What you have to do: Every record below should be printed exactly as given.

Items listed in a dataset:
====================
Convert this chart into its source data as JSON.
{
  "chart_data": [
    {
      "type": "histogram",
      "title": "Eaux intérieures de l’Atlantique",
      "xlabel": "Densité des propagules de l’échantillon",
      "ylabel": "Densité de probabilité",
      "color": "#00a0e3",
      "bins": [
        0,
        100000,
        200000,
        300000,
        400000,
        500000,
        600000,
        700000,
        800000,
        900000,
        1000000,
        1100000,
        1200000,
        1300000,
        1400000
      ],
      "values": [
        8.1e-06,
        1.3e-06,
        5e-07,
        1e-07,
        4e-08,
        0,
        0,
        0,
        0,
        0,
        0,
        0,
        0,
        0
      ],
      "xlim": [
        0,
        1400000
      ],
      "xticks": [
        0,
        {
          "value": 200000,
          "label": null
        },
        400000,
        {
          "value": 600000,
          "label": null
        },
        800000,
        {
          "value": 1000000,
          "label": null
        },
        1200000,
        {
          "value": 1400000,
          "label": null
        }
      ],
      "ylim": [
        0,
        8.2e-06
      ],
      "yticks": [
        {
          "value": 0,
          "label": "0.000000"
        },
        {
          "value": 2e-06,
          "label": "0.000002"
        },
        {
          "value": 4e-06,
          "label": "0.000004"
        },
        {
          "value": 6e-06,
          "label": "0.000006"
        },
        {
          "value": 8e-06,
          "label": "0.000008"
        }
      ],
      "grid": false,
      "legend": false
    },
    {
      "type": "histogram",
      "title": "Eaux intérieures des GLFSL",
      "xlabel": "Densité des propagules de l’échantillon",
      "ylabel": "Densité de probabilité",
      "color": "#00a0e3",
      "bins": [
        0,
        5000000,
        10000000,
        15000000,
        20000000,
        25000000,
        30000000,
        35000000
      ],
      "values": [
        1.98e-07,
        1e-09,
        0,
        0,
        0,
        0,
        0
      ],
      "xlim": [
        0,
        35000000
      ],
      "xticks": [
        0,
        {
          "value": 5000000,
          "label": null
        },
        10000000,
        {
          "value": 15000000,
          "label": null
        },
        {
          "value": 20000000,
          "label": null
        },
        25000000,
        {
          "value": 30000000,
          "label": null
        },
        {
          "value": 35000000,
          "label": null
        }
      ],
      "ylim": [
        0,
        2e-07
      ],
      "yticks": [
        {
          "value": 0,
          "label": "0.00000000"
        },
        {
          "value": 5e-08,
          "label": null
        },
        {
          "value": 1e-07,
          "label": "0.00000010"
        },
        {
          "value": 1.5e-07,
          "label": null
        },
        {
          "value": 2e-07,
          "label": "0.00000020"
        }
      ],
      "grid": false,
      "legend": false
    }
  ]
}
====================
Exercise solution:
Convert this chart into its source data as JSON.
{
  "chart_data": [
    {
      "type": "histogram",
      "title": "Eaux intérieures de l’Atlantique",
      "xlabel": "Densité des propagules de l’échantillon",
      "ylabel": "Densité de probabilité",
      "color": "#00a0e3",
      "bins": [
        0,
        100000,
        200000,
        300000,
        400000,
        500000,
        600000,
        700000,
        800000,
        900000,
        1000000,
        1100000,
        1200000,
        1300000,
        1400000
      ],
      "values": [
        8.1e-06,
        1.3e-06,
        5e-07,
        1e-07,
        4e-08,
        0,
        0,
        0,
        0,
        0,
        0,
        0,
        0,
        0
      ],
      "xlim": [
        0,
        1400000
      ],
      "xticks": [
        0,
        {
          "value": 200000,
          "label": null
        },
        400000,
        {
          "value": 600000,
          "label": null
        },
        800000,
        {
          "value": 1000000,
          "label": null
        },
        1200000,
        {
          "value": 1400000,
          "label": null
        }
      ],
      "ylim": [
        0,
        8.2e-06
      ],
      "yticks": [
        {
          "value": 0,
          "label": "0.000000"
        },
        {
          "value": 2e-06,
          "label": "0.000002"
        },
        {
          "value": 4e-06,
          "label": "0.000004"
        },
        {
          "value": 6e-06,
          "label": "0.000006"
        },
        {
          "value": 8e-06,
          "label": "0.000008"
        }
      ],
      "grid": false,
      "legend": false
    },
    {
      "type": "histogram",
      "title": "Eaux intérieures des GLFSL",
      "xlabel": "Densité des propagules de l’échantillon",
      "ylabel": "Densité de probabilité",
      "color": "#00a0e3",
      "bins": [
        0,
        5000000,
        10000000,
        15000000,
        20000000,
        25000000,
        30000000,
        35000000
      ],
      "values": [
        1.98e-07,
        1e-09,
        0,
        0,
        0,
        0,
        0
      ],
      "xlim": [
        0,
        35000000
      ],
      "xticks": [
        0,
        {
          "value": 5000000,
          "label": null
        },
        10000000,
        {
          "value": 15000000,
          "label": null
        },
        {
          "value": 20000000,
          "label": null
        },
        25000000,
        {
          "value": 30000000,
          "label": null
        },
        {
          "value": 35000000,
          "label": null
        }
      ],
      "ylim": [
        0,
        2e-07
      ],
      "yticks": [
        {
          "value": 0,
          "label": "0.00000000"
        },
        {
          "value": 5e-08,
          "label": null
        },
        {
          "value": 1e-07,
          "label": "0.00000010"
        },
        {
          "value": 1.5e-07,
          "label": null
        },
        {
          "value": 2e-07,
          "label": "0.00000020"
        }
      ],
      "grid": false,
      "legend": false
    }
  ]
}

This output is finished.